--- Extracted records ---
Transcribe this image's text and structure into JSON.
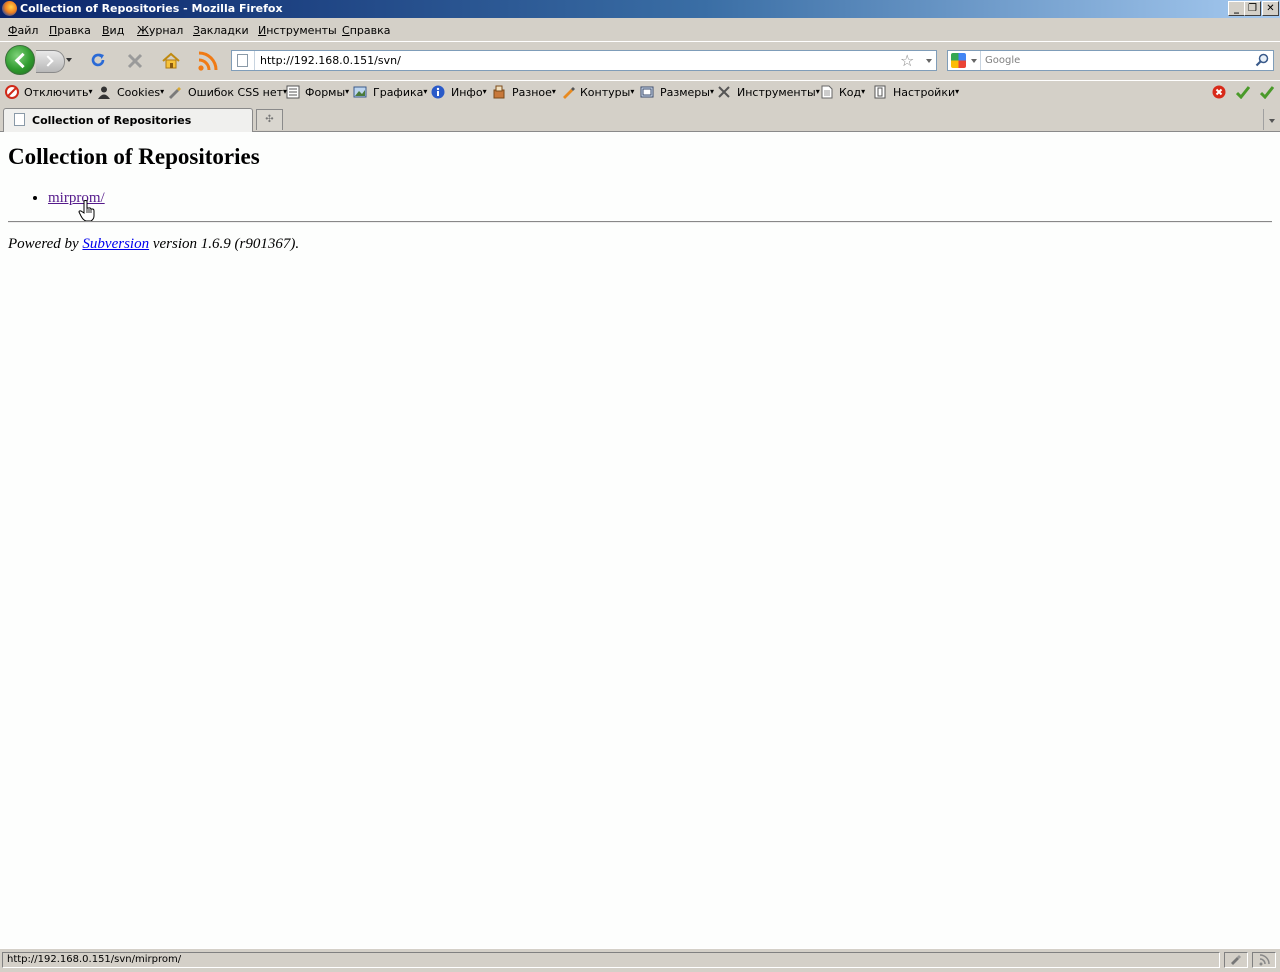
{
  "window": {
    "title": "Collection of Repositories - Mozilla Firefox",
    "controls": {
      "minimize": "_",
      "restore": "❐",
      "close": "✕"
    }
  },
  "menubar": {
    "items": [
      "Файл",
      "Правка",
      "Вид",
      "Журнал",
      "Закладки",
      "Инструменты",
      "Справка"
    ]
  },
  "navbar": {
    "url": "http://192.168.0.151/svn/",
    "search_placeholder": "Google",
    "icons": [
      "back-icon",
      "forward-icon",
      "reload-icon",
      "stop-icon",
      "home-icon",
      "rss-icon",
      "bookmark-star-icon",
      "google-icon",
      "search-icon"
    ]
  },
  "devbar": {
    "items": [
      "Отключить",
      "Cookies",
      "Ошибок CSS нет",
      "Формы",
      "Графика",
      "Инфо",
      "Разное",
      "Контуры",
      "Размеры",
      "Инструменты",
      "Код",
      "Настройки"
    ],
    "arrow": "▾"
  },
  "tabs": {
    "active": "Collection of Repositories",
    "new_tab_glyph": "✣"
  },
  "content": {
    "heading": "Collection of Repositories",
    "repositories": [
      "mirprom/"
    ],
    "footer": {
      "prefix": "Powered by ",
      "link": "Subversion",
      "suffix": " version 1.6.9 (r901367)."
    }
  },
  "statusbar": {
    "text": "http://192.168.0.151/svn/mirprom/"
  },
  "colors": {
    "chrome": "#d4d0c8",
    "titlebar_start": "#0a246a",
    "titlebar_end": "#a6caf0",
    "link": "#0000ee",
    "visited": "#551a8b"
  }
}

--- What is asked ---
Find the lines that include the string "mirprom", then copy each of them.

--- Task response ---
      "mirprom/"
    "text": "http://192.168.0.151/svn/mirprom/"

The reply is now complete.